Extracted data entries

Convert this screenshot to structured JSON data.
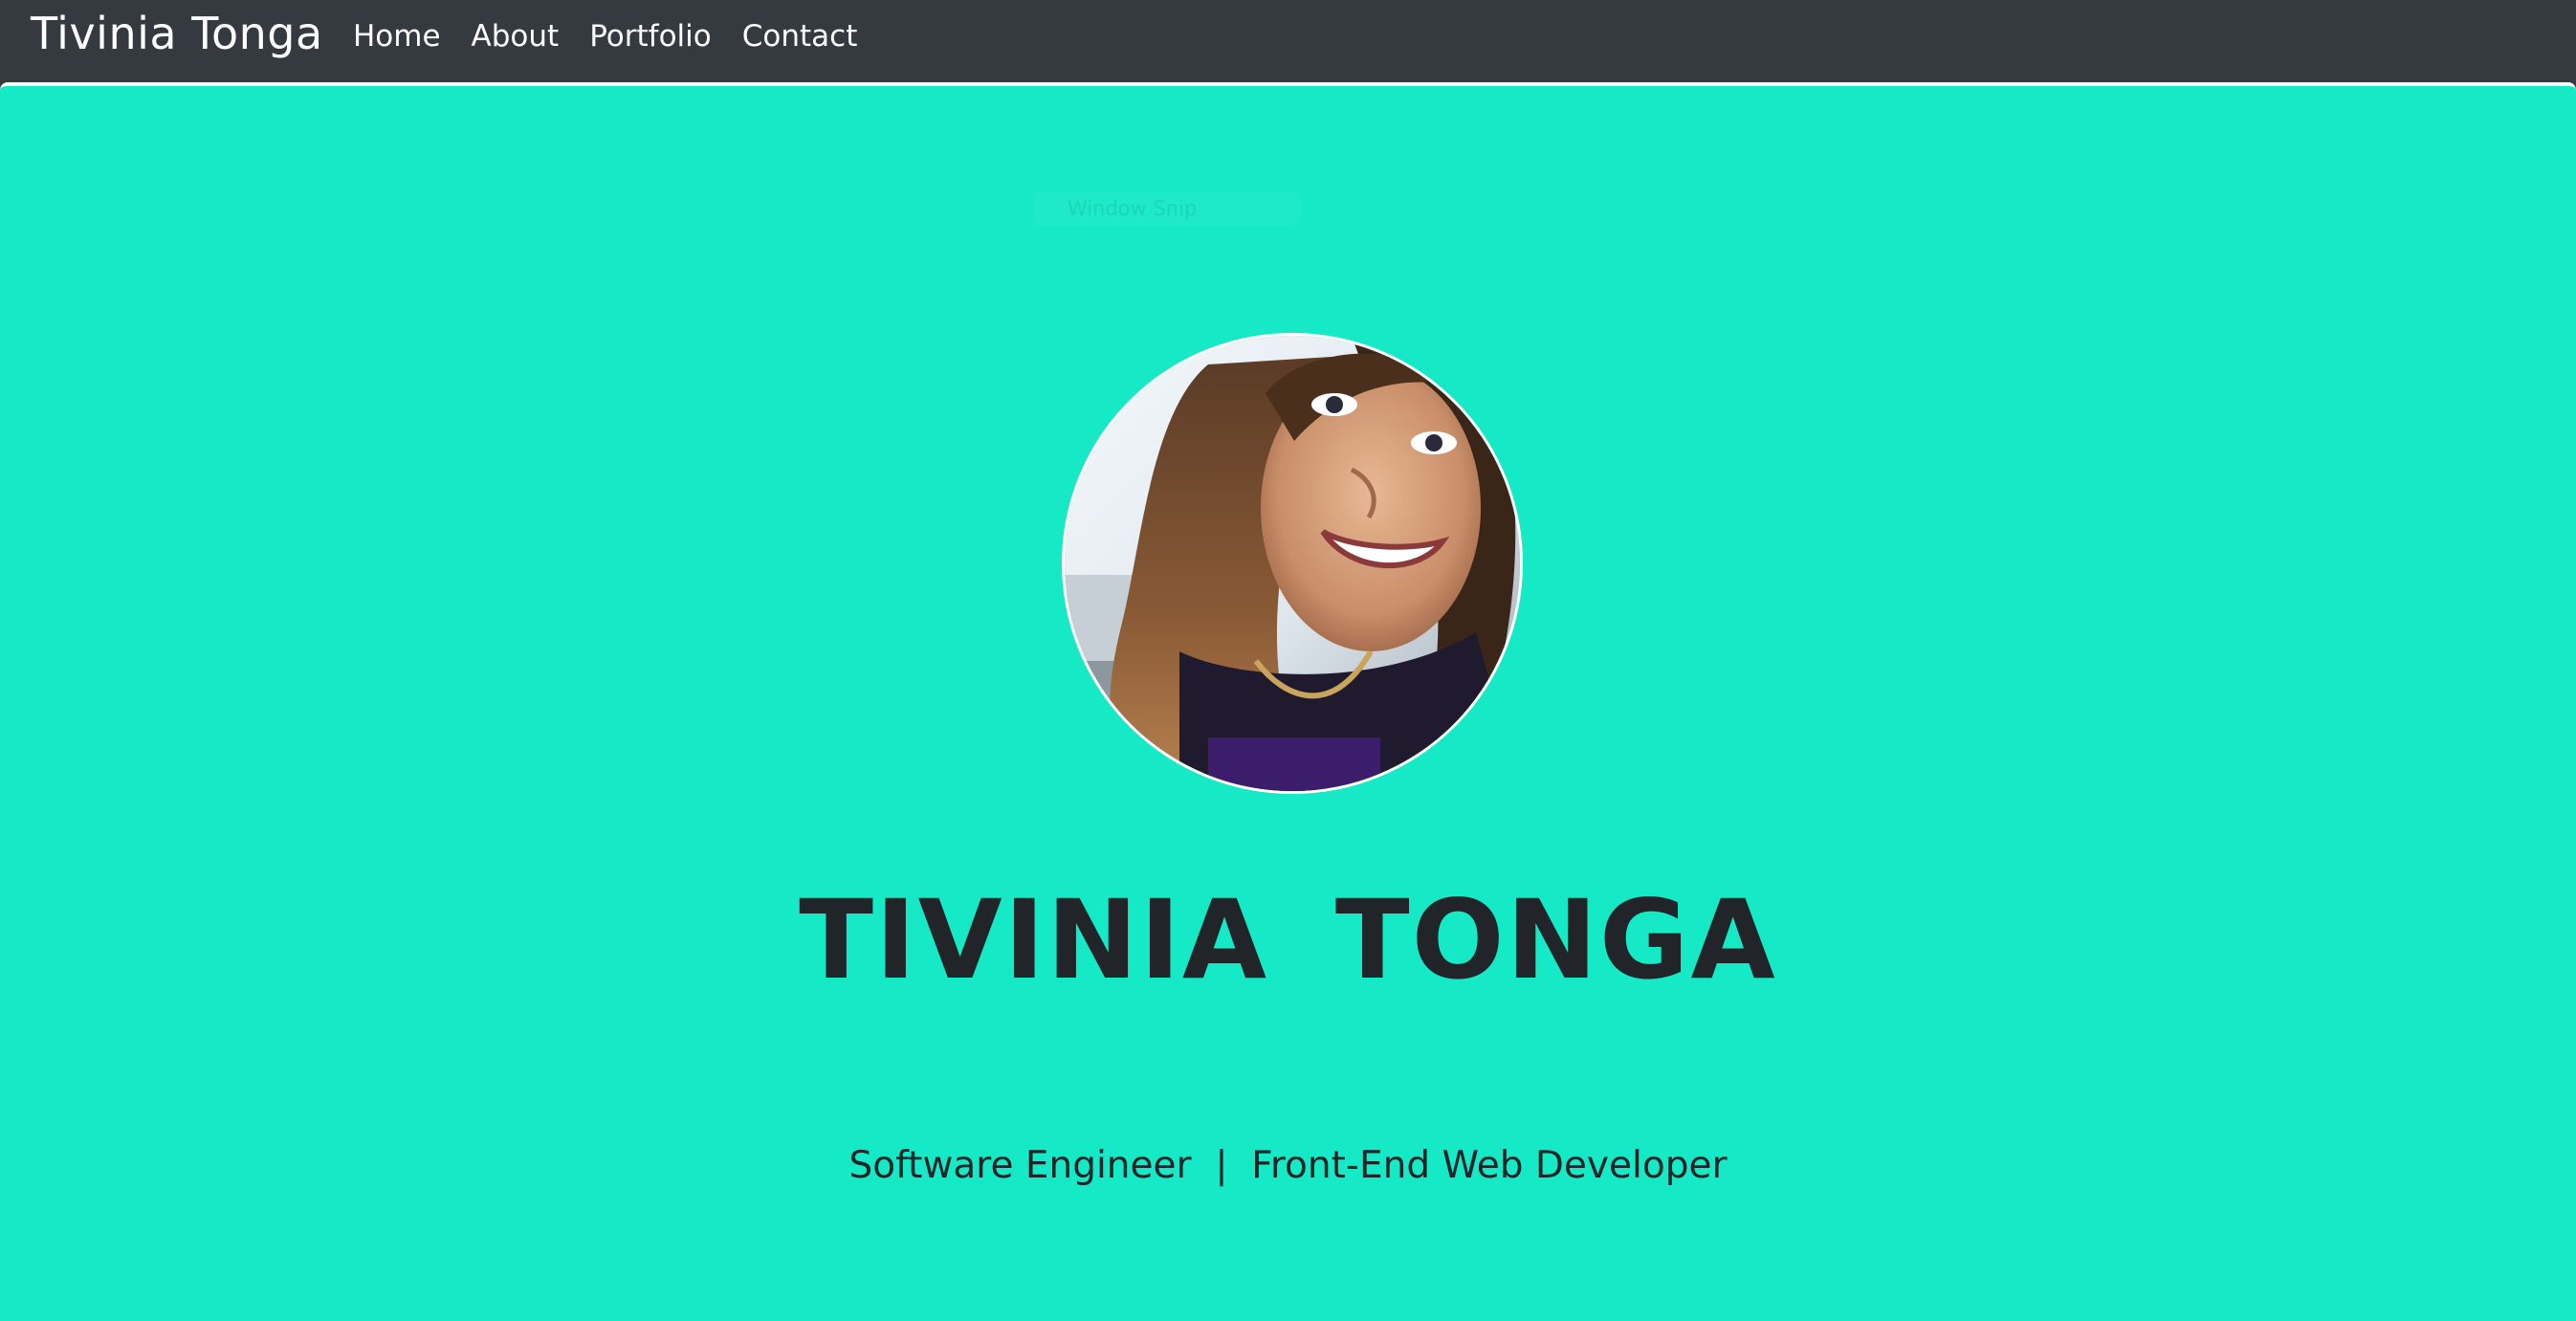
{
  "navbar": {
    "brand": "Tivinia Tonga",
    "links": [
      {
        "label": "Home"
      },
      {
        "label": "About"
      },
      {
        "label": "Portfolio"
      },
      {
        "label": "Contact"
      }
    ]
  },
  "hero": {
    "overlay_text": "Window Snip",
    "title": "TIVINIA  TONGA",
    "subtitle": "Software Engineer  |  Front-End Web Developer",
    "profile_image": "profile-photo"
  },
  "colors": {
    "navbar_bg": "#343a40",
    "hero_bg": "#15e9c6",
    "title_text": "#212529",
    "nav_text": "#ffffff"
  }
}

(REQUIRED TASK): From the material above, copy everything exactly but the pictures.

(FULL OUTPUT):
Convert this screenshot to structured JSON data.
{
  "navbar": {
    "brand": "Tivinia Tonga",
    "links": [
      {
        "label": "Home"
      },
      {
        "label": "About"
      },
      {
        "label": "Portfolio"
      },
      {
        "label": "Contact"
      }
    ]
  },
  "hero": {
    "overlay_text": "Window Snip",
    "title": "TIVINIA  TONGA",
    "subtitle": "Software Engineer  |  Front-End Web Developer",
    "profile_image": "profile-photo"
  },
  "colors": {
    "navbar_bg": "#343a40",
    "hero_bg": "#15e9c6",
    "title_text": "#212529",
    "nav_text": "#ffffff"
  }
}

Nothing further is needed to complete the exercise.